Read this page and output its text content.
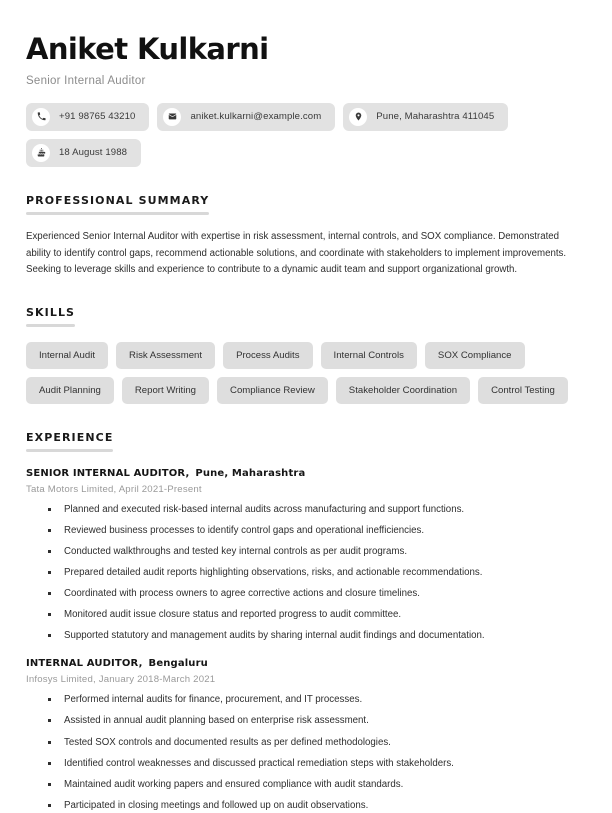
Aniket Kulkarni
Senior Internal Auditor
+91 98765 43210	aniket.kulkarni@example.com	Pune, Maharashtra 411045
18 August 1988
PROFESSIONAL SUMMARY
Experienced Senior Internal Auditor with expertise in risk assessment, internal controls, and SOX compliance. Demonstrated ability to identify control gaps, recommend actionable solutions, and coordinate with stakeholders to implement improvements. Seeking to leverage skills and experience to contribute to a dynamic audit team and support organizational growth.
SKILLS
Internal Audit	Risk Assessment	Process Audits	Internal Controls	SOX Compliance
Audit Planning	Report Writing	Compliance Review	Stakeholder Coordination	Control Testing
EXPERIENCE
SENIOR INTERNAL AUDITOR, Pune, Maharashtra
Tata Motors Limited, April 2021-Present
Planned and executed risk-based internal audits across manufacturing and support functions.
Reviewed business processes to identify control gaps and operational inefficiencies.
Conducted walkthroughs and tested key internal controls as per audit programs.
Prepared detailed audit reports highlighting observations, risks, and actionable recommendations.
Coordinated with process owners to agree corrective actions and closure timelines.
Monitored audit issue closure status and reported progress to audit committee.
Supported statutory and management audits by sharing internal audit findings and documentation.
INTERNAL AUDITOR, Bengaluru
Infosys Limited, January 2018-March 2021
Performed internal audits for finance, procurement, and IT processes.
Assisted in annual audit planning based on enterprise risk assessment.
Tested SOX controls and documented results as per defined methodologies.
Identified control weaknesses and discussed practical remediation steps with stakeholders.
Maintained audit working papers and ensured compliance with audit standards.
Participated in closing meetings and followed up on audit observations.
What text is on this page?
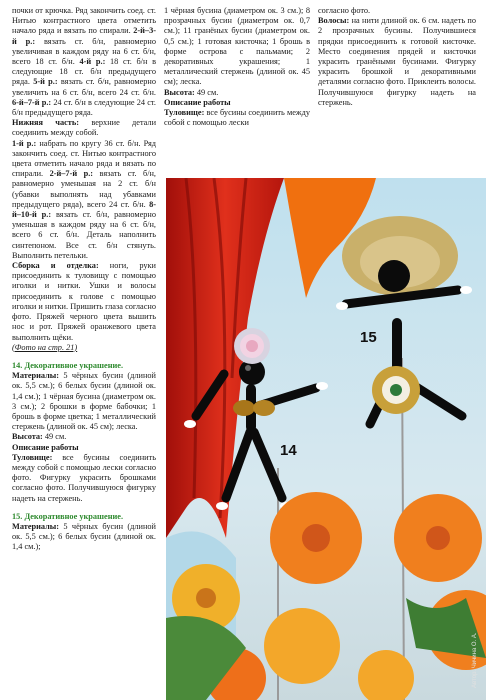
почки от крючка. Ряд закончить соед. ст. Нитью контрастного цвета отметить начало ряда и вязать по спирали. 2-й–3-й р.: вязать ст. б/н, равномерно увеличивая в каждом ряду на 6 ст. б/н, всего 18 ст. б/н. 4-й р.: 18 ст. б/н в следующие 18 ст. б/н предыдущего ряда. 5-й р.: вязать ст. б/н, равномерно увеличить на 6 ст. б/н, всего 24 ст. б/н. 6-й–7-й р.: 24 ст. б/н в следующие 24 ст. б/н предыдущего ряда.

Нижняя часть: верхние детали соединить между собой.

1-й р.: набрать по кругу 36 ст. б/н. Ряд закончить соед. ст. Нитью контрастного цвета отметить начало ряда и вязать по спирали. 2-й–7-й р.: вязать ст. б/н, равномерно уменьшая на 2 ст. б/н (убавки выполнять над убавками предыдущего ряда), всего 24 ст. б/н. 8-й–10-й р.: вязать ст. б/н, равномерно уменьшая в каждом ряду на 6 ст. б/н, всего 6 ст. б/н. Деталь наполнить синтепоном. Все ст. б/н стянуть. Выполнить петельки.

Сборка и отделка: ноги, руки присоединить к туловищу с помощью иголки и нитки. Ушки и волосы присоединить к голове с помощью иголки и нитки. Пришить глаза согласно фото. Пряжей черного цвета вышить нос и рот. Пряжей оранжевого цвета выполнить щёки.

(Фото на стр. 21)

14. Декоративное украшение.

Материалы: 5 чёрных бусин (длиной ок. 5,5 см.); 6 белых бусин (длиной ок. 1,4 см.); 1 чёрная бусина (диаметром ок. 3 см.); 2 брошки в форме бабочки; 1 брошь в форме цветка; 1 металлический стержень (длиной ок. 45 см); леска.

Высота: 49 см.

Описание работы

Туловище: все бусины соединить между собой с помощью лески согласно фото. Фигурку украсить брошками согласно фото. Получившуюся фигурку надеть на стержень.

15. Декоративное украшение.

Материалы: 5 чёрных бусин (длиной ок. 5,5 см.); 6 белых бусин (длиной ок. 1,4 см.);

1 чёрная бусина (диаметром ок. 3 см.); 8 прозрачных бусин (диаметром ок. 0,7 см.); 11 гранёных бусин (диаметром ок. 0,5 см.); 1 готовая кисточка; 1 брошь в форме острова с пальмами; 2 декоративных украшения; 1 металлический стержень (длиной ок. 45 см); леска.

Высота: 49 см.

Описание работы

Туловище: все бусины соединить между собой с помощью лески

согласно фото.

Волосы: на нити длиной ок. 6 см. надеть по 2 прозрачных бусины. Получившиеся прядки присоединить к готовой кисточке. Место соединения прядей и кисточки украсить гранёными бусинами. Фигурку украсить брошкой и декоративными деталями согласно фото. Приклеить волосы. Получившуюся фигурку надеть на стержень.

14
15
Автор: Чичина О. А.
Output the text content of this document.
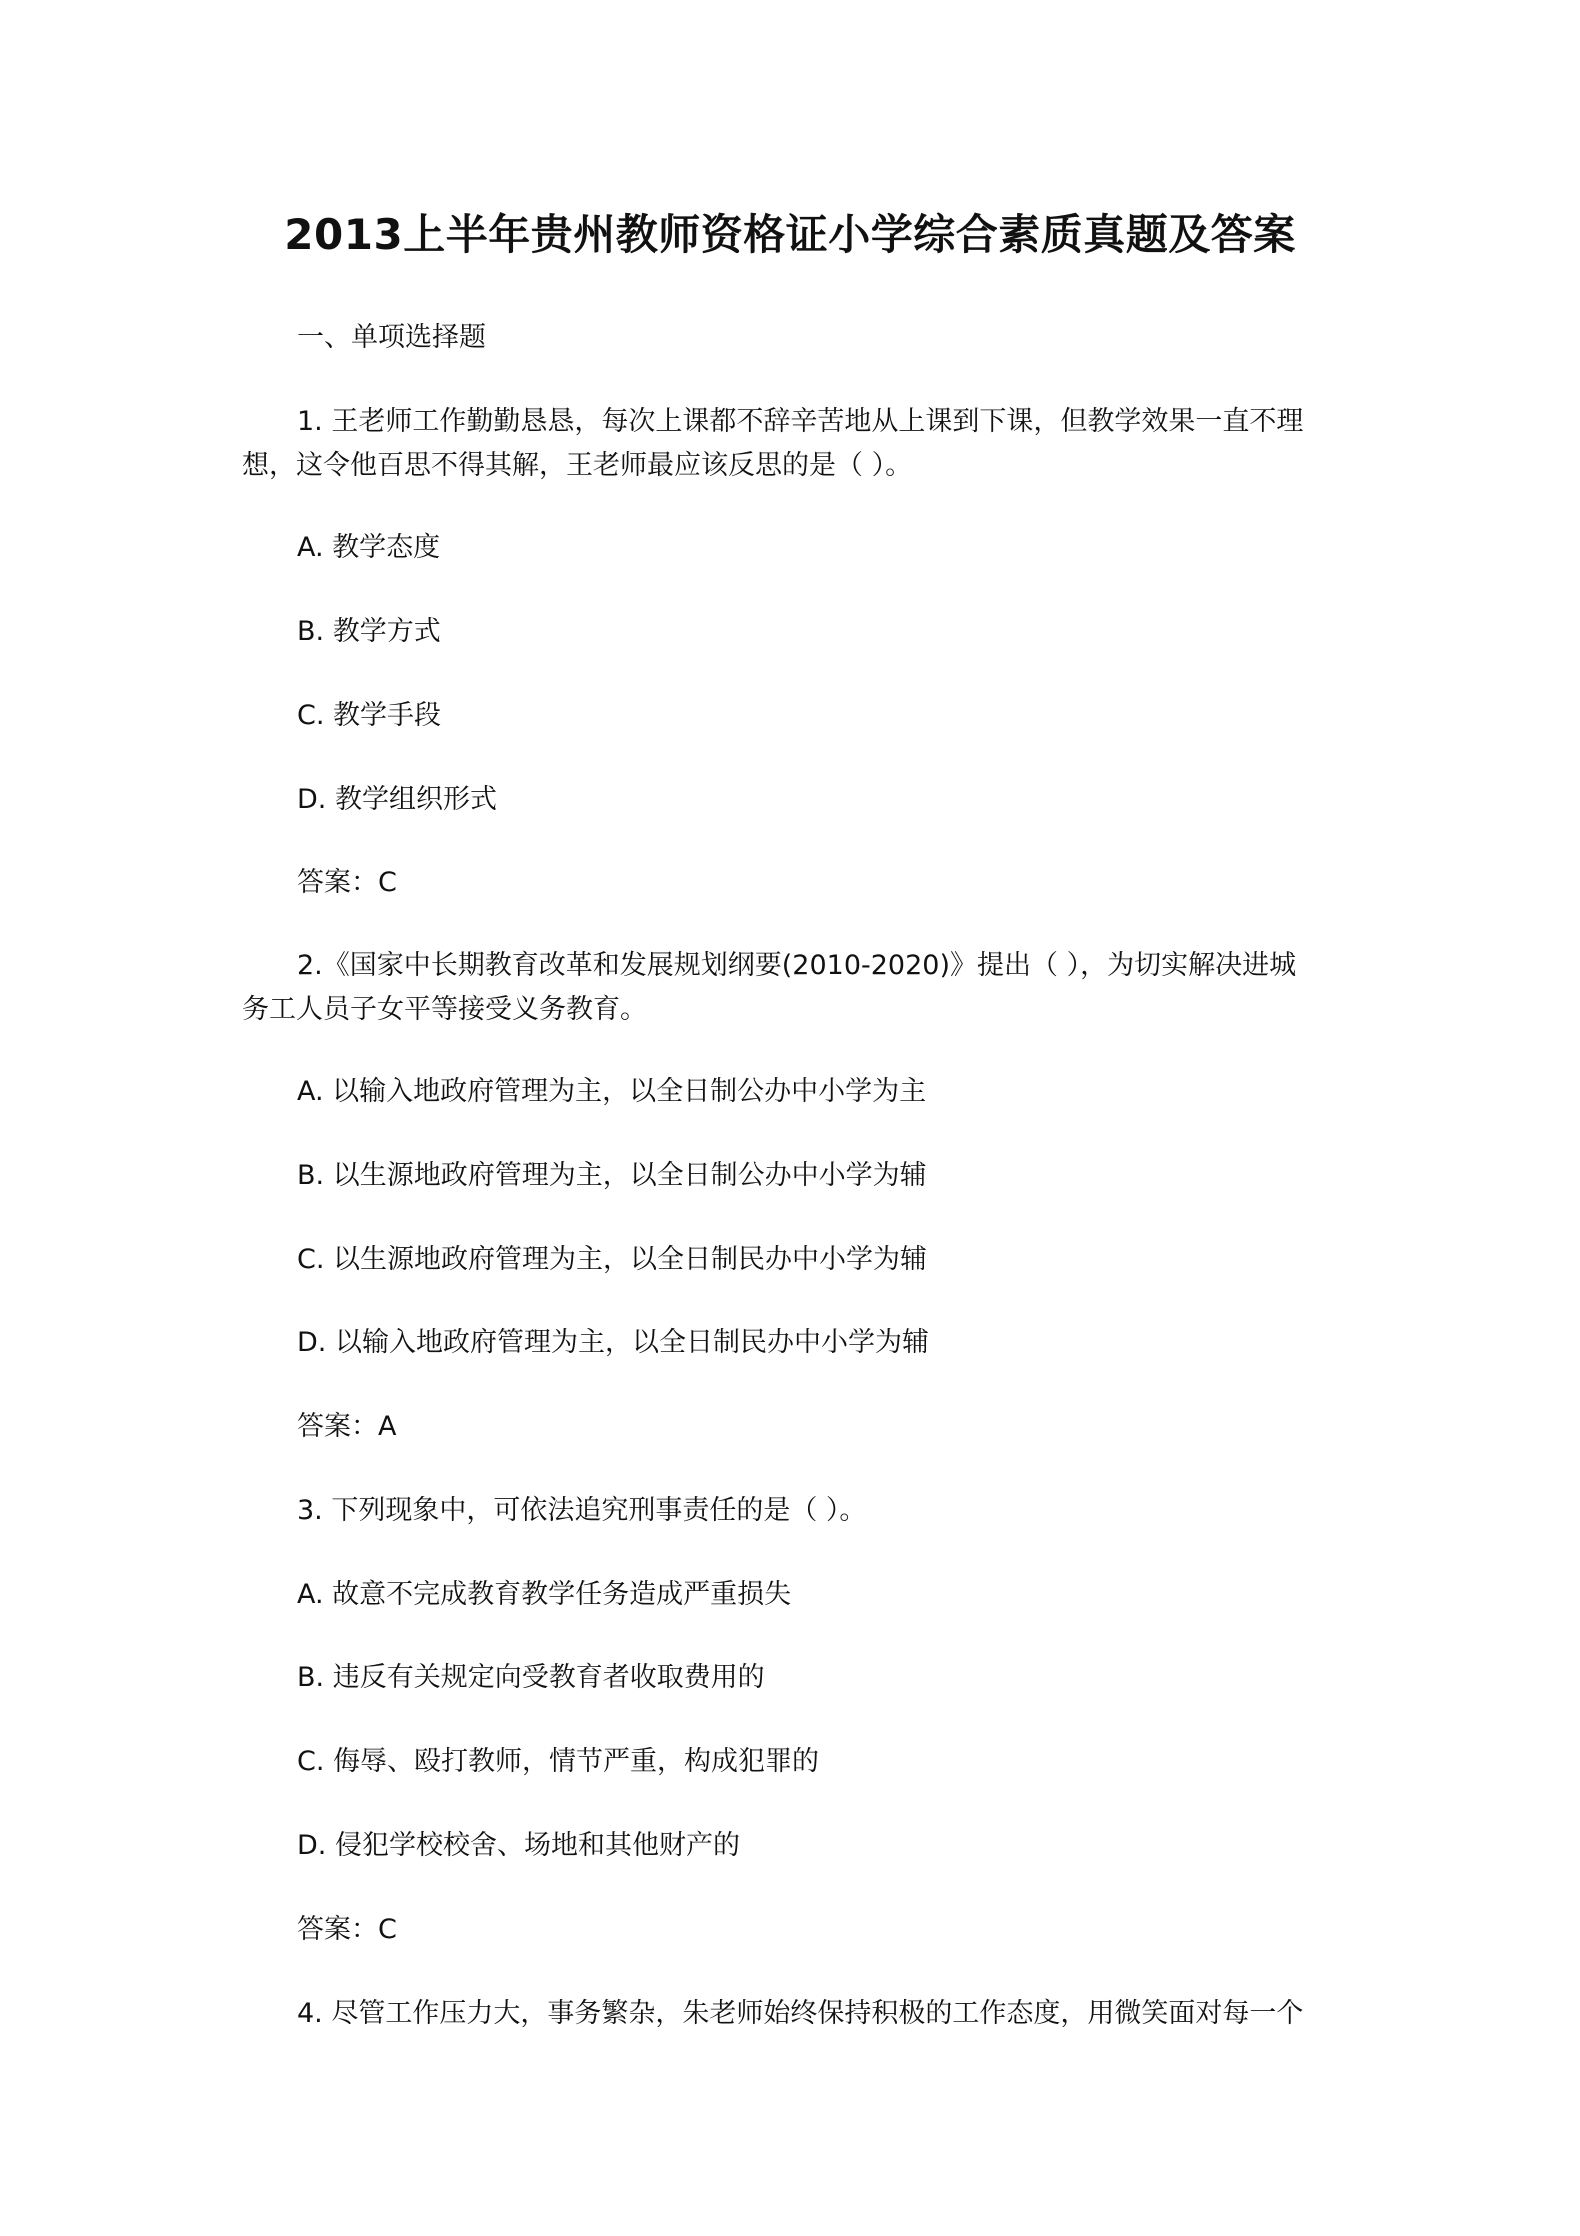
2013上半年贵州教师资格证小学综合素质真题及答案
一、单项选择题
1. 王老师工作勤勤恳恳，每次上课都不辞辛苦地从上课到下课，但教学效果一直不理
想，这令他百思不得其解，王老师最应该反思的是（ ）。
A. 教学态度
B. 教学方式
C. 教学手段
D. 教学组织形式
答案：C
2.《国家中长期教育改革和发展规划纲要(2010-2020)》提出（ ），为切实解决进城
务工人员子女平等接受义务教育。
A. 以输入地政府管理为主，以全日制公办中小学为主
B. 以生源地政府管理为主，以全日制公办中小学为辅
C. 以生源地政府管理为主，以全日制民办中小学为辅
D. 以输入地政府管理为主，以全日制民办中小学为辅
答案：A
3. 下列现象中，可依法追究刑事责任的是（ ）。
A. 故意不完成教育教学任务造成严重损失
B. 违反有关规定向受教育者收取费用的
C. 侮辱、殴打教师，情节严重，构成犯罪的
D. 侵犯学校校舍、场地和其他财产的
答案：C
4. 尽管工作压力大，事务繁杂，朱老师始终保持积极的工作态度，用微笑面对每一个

- [What to do]:
Every line is to be duplicated exactly, though pictures stay out.

- [Solution for this exercise]:
Read this page and output its text content.
Aniket Kulkarni
Senior Internal Auditor
+91 98765 43210	aniket.kulkarni@example.com	Pune, Maharashtra 411045
18 August 1988
PROFESSIONAL SUMMARY
Experienced Senior Internal Auditor with expertise in risk assessment, internal controls, and SOX compliance. Demonstrated ability to identify control gaps, recommend actionable solutions, and coordinate with stakeholders to implement improvements. Seeking to leverage skills and experience to contribute to a dynamic audit team and support organizational growth.
SKILLS
Internal Audit	Risk Assessment	Process Audits	Internal Controls	SOX Compliance
Audit Planning	Report Writing	Compliance Review	Stakeholder Coordination	Control Testing
EXPERIENCE
SENIOR INTERNAL AUDITOR, Pune, Maharashtra
Tata Motors Limited, April 2021-Present
Planned and executed risk-based internal audits across manufacturing and support functions.
Reviewed business processes to identify control gaps and operational inefficiencies.
Conducted walkthroughs and tested key internal controls as per audit programs.
Prepared detailed audit reports highlighting observations, risks, and actionable recommendations.
Coordinated with process owners to agree corrective actions and closure timelines.
Monitored audit issue closure status and reported progress to audit committee.
Supported statutory and management audits by sharing internal audit findings and documentation.
INTERNAL AUDITOR, Bengaluru
Infosys Limited, January 2018-March 2021
Performed internal audits for finance, procurement, and IT processes.
Assisted in annual audit planning based on enterprise risk assessment.
Tested SOX controls and documented results as per defined methodologies.
Identified control weaknesses and discussed practical remediation steps with stakeholders.
Maintained audit working papers and ensured compliance with audit standards.
Participated in closing meetings and followed up on audit observations.
What text is on this page?
почки от крючка. Ряд закончить соед. ст. Нитью контрастного цвета отметить начало ряда и вязать по спирали. 2-й–3-й р.: вязать ст. б/н, равномерно увеличивая в каждом ряду на 6 ст. б/н, всего 18 ст. б/н. 4-й р.: 18 ст. б/н в следующие 18 ст. б/н предыдущего ряда. 5-й р.: вязать ст. б/н, равномерно увеличить на 6 ст. б/н, всего 24 ст. б/н. 6-й–7-й р.: 24 ст. б/н в следующие 24 ст. б/н предыдущего ряда.

Нижняя часть: верхние детали соединить между собой.

1-й р.: набрать по кругу 36 ст. б/н. Ряд закончить соед. ст. Нитью контрастного цвета отметить начало ряда и вязать по спирали. 2-й–7-й р.: вязать ст. б/н, равномерно уменьшая на 2 ст. б/н (убавки выполнять над убавками предыдущего ряда), всего 24 ст. б/н. 8-й–10-й р.: вязать ст. б/н, равномерно уменьшая в каждом ряду на 6 ст. б/н, всего 6 ст. б/н. Деталь наполнить синтепоном. Все ст. б/н стянуть. Выполнить петельки.

Сборка и отделка: ноги, руки присоединить к туловищу с помощью иголки и нитки. Ушки и волосы присоединить к голове с помощью иголки и нитки. Пришить глаза согласно фото. Пряжей черного цвета вышить нос и рот. Пряжей оранжевого цвета выполнить щёки.

(Фото на стр. 21)

14. Декоративное украшение.

Материалы: 5 чёрных бусин (длиной ок. 5,5 см.); 6 белых бусин (длиной ок. 1,4 см.); 1 чёрная бусина (диаметром ок. 3 см.); 2 брошки в форме бабочки; 1 брошь в форме цветка; 1 металлический стержень (длиной ок. 45 см); леска.

Высота: 49 см.

Описание работы

Туловище: все бусины соединить между собой с помощью лески согласно фото. Фигурку украсить брошками согласно фото. Получившуюся фигурку надеть на стержень.

15. Декоративное украшение.

Материалы: 5 чёрных бусин (длиной ок. 5,5 см.); 6 белых бусин (длиной ок. 1,4 см.);

1 чёрная бусина (диаметром ок. 3 см.); 8 прозрачных бусин (диаметром ок. 0,7 см.); 11 гранёных бусин (диаметром ок. 0,5 см.); 1 готовая кисточка; 1 брошь в форме острова с пальмами; 2 декоративных украшения; 1 металлический стержень (длиной ок. 45 см); леска.

Высота: 49 см.

Описание работы

Туловище: все бусины соединить между собой с помощью лески

согласно фото.

Волосы: на нити длиной ок. 6 см. надеть по 2 прозрачных бусины. Получившиеся прядки присоединить к готовой кисточке. Место соединения прядей и кисточки украсить гранёными бусинами. Фигурку украсить брошкой и декоративными деталями согласно фото. Приклеить волосы. Получившуюся фигурку надеть на стержень.

14
15
Автор: Чичина О. А.
Output the text content of this document.
2013上半年贵州教师资格证小学综合素质真题及答案
一、单项选择题
1. 王老师工作勤勤恳恳，每次上课都不辞辛苦地从上课到下课，但教学效果一直不理
想，这令他百思不得其解，王老师最应该反思的是（ ）。
A. 教学态度
B. 教学方式
C. 教学手段
D. 教学组织形式
答案：C
2.《国家中长期教育改革和发展规划纲要(2010-2020)》提出（ ），为切实解决进城
务工人员子女平等接受义务教育。
A. 以输入地政府管理为主，以全日制公办中小学为主
B. 以生源地政府管理为主，以全日制公办中小学为辅
C. 以生源地政府管理为主，以全日制民办中小学为辅
D. 以输入地政府管理为主，以全日制民办中小学为辅
答案：A
3. 下列现象中，可依法追究刑事责任的是（ ）。
A. 故意不完成教育教学任务造成严重损失
B. 违反有关规定向受教育者收取费用的
C. 侮辱、殴打教师，情节严重，构成犯罪的
D. 侵犯学校校舍、场地和其他财产的
答案：C
4. 尽管工作压力大，事务繁杂，朱老师始终保持积极的工作态度，用微笑面对每一个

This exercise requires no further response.